-- START OF Extracted records --
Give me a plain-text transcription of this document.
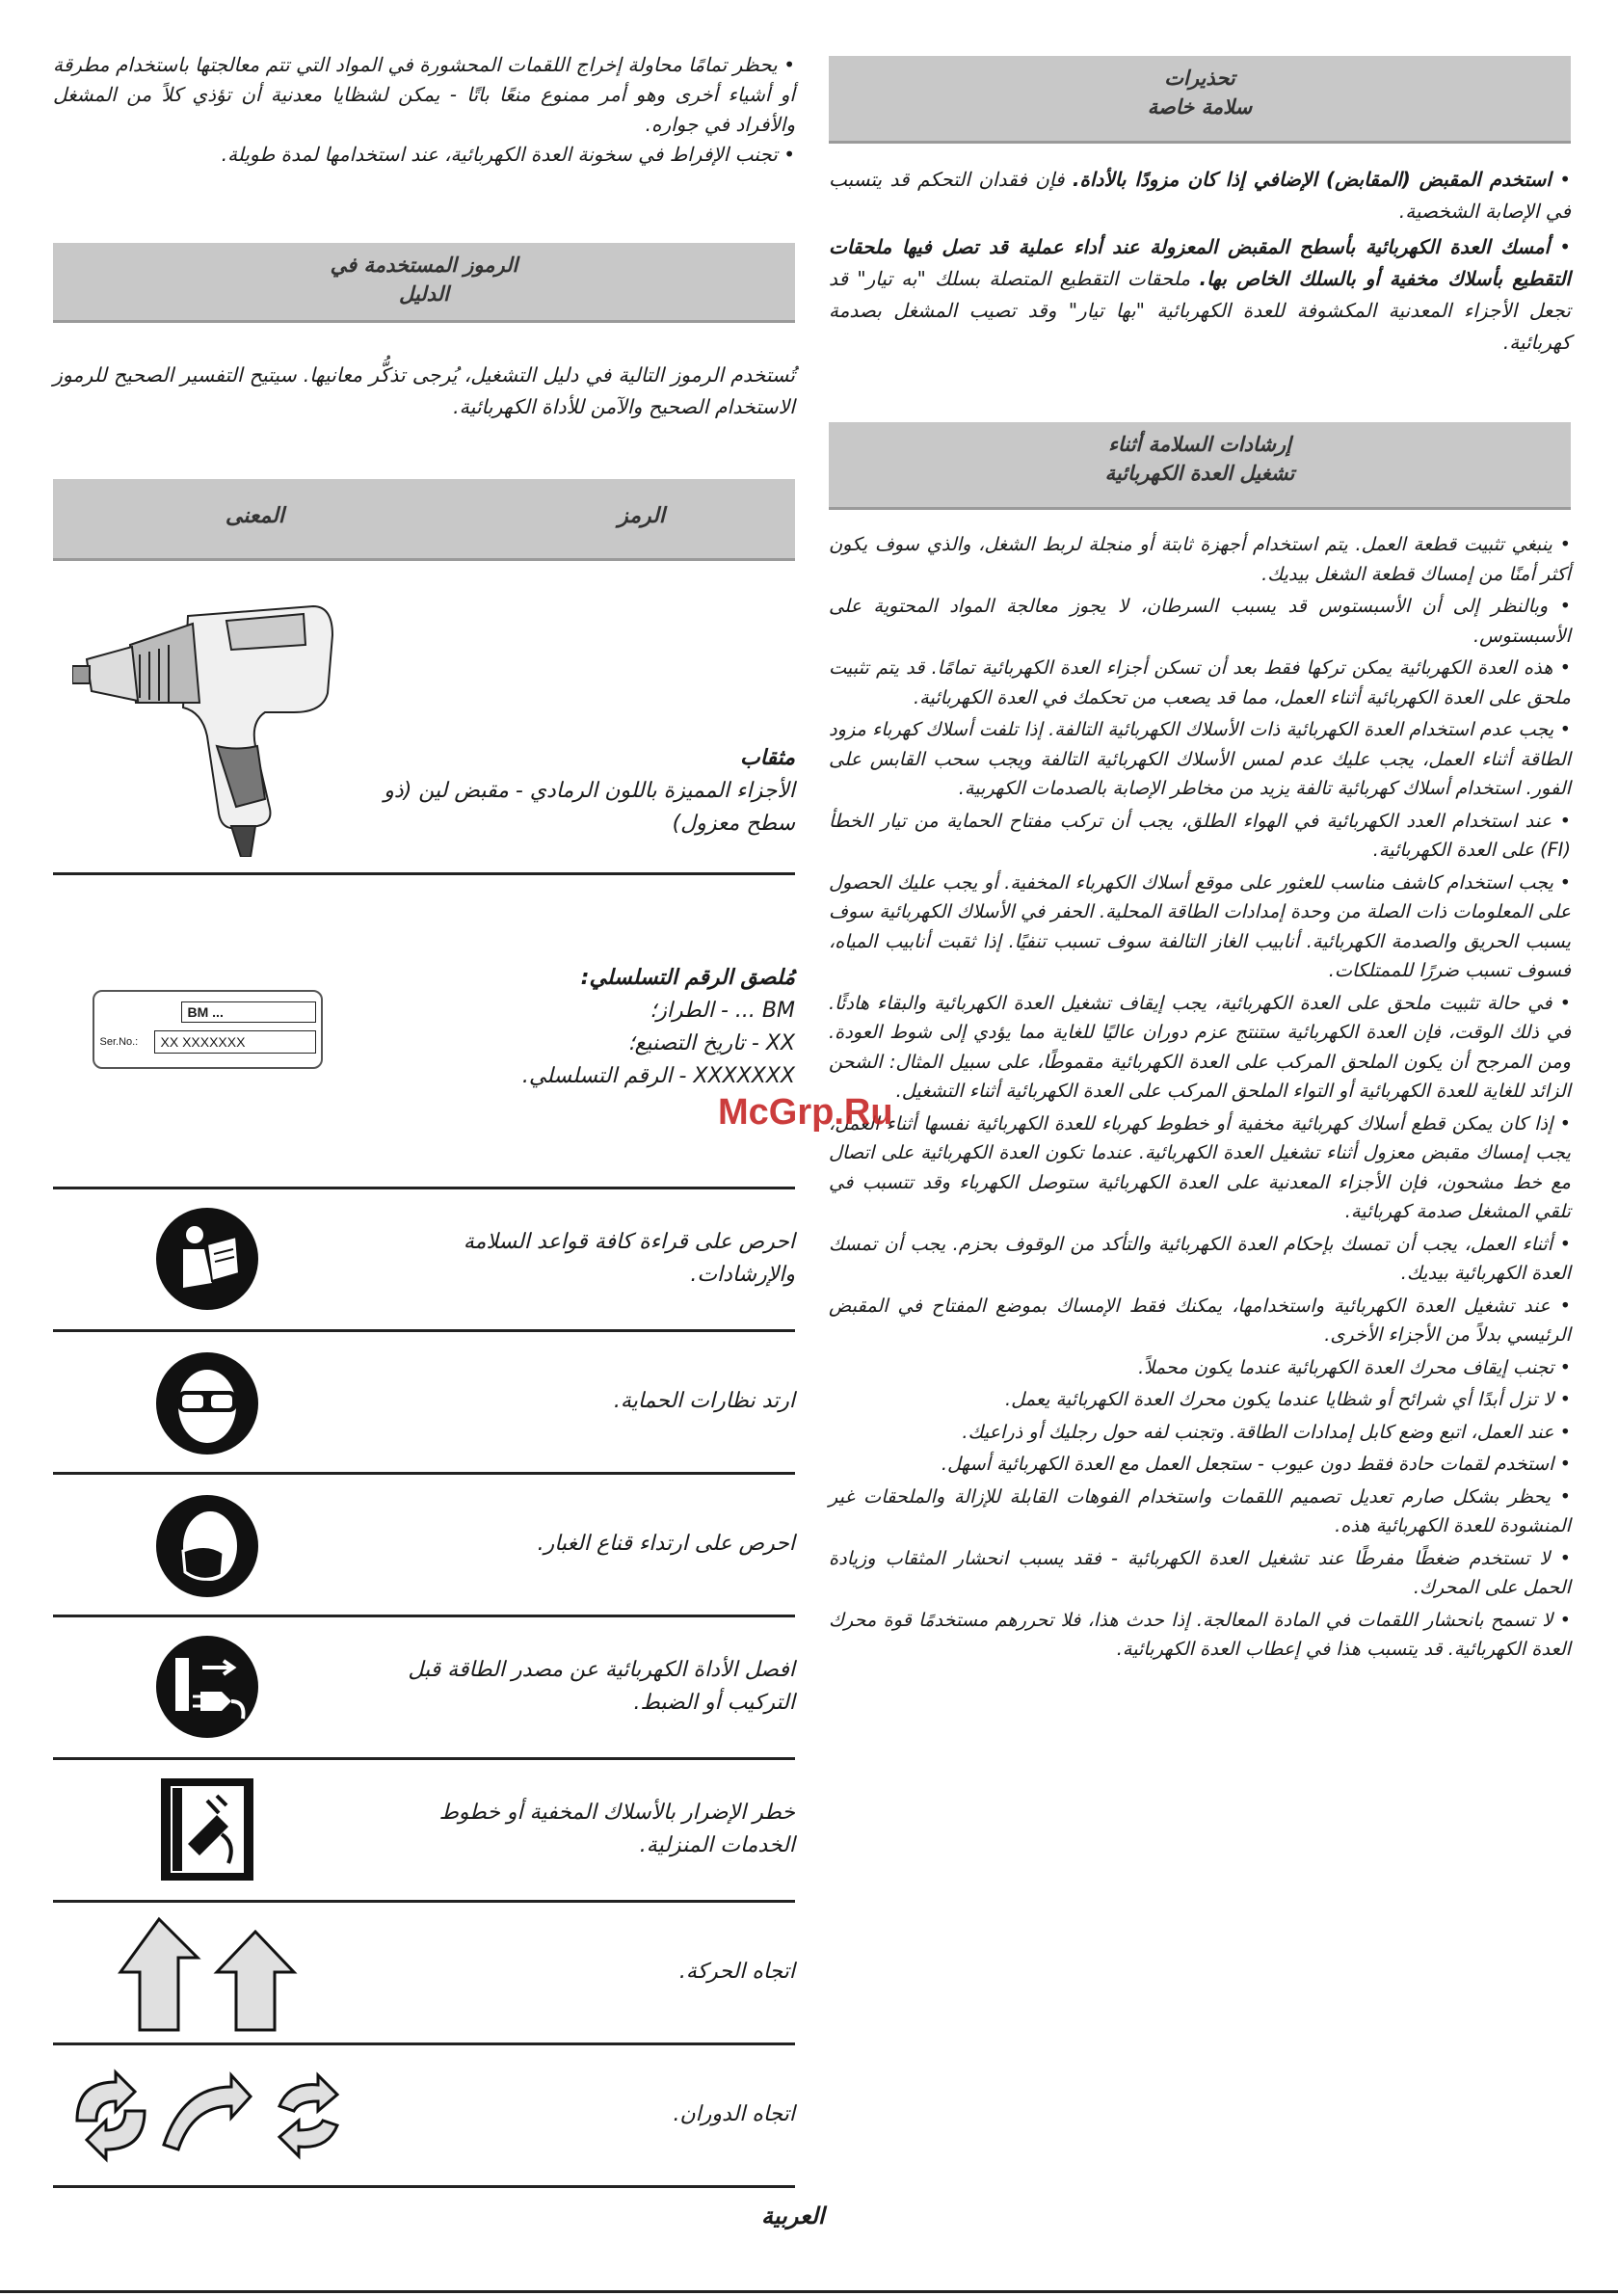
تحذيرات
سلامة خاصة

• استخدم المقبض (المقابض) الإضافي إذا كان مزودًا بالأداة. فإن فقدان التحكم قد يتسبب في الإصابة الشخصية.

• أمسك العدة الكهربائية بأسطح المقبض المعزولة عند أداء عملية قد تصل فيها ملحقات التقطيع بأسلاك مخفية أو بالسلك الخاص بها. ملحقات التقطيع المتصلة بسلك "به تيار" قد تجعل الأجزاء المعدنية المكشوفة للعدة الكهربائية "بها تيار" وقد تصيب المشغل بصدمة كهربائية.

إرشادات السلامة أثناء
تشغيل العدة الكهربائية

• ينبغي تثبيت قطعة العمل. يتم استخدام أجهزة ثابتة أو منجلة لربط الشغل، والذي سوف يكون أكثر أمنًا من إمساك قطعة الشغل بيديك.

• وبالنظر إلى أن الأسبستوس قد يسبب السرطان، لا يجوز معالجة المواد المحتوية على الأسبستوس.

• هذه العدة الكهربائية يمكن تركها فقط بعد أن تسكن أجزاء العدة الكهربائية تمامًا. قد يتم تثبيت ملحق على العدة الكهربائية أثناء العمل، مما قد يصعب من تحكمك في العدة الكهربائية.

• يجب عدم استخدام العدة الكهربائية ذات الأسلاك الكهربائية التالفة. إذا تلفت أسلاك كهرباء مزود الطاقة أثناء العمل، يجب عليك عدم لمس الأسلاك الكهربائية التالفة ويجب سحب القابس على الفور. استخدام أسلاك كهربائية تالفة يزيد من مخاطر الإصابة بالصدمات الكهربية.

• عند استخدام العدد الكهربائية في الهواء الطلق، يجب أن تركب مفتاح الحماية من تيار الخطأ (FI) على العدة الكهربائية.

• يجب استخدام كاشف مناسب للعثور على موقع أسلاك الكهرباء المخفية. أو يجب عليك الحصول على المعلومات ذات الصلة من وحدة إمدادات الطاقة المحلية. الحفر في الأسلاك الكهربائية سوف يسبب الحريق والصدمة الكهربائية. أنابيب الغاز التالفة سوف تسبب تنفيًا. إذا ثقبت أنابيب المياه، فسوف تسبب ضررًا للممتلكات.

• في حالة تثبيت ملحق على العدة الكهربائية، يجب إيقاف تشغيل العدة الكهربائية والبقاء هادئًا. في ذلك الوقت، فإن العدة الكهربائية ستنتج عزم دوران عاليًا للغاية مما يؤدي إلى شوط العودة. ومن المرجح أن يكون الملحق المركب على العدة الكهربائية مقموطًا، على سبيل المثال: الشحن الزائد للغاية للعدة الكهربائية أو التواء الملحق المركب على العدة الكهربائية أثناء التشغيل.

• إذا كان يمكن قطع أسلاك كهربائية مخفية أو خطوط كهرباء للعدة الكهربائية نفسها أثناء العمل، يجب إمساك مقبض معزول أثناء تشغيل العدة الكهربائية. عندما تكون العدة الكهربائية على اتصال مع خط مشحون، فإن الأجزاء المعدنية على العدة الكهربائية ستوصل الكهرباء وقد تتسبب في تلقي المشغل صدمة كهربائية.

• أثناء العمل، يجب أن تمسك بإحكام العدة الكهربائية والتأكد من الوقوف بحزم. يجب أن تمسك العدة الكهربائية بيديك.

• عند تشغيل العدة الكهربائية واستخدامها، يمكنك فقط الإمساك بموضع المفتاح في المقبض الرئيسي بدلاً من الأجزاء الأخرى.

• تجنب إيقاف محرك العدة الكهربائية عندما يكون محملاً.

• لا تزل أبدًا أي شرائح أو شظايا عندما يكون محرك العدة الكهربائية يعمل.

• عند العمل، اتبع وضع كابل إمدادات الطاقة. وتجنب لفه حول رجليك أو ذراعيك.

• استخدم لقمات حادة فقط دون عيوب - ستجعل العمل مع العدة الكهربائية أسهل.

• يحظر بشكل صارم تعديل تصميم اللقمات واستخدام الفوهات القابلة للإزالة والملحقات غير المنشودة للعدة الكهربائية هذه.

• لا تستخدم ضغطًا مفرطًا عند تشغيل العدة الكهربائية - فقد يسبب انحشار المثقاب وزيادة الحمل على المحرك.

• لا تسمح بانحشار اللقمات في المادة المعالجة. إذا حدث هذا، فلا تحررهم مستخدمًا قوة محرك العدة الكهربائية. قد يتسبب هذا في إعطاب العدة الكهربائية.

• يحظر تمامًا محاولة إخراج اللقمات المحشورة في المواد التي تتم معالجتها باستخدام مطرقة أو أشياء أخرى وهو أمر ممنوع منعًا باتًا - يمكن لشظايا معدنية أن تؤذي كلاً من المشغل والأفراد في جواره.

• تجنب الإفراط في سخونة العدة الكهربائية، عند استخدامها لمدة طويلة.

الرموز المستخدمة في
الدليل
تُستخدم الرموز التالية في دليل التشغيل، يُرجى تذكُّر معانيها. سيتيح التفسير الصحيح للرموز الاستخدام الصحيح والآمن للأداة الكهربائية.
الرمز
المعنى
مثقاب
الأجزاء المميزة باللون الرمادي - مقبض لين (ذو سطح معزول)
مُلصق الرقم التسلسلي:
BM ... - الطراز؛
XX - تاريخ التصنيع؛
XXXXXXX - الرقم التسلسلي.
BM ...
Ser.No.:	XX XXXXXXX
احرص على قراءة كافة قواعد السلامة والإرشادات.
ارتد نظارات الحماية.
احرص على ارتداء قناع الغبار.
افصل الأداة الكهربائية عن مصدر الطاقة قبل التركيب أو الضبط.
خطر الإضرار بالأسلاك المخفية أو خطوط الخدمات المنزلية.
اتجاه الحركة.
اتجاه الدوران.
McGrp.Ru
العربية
-- END OF Extracted records --
-- START OF Extracted records --
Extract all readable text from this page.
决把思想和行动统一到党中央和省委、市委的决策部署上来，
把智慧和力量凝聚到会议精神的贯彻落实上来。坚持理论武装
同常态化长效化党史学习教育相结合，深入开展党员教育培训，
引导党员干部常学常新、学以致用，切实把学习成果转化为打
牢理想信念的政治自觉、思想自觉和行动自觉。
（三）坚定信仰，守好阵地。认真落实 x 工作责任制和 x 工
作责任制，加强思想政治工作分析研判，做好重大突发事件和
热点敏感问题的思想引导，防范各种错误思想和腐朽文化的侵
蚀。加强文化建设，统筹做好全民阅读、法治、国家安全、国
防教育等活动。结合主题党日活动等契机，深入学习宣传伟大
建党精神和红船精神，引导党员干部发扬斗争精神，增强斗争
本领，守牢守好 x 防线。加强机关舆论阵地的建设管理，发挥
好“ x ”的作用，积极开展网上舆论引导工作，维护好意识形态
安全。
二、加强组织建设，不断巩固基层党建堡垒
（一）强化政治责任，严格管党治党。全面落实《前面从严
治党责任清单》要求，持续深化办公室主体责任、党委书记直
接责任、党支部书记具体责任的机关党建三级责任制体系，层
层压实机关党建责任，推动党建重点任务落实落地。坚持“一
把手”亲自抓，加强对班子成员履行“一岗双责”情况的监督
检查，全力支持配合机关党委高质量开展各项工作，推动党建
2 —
-- END OF Extracted records --
- [The request]: Read the entries and show each line that mentions "المخفية".

- [Written solution]:
• يجب استخدام كاشف مناسب للعثور على موقع أسلاك الكهرباء المخفية. أو يجب عليك الحصول على المعلومات ذات الصلة من وحدة إمدادات الطاقة المحلية. الحفر في الأسلاك الكهربائية سوف يسبب الحريق والصدمة الكهربائية. أنابيب الغاز التالفة سوف تسبب تنفيًا. إذا ثقبت أنابيب المياه، فسوف تسبب ضررًا للممتلكات.
خطر الإضرار بالأسلاك المخفية أو خطوط الخدمات المنزلية.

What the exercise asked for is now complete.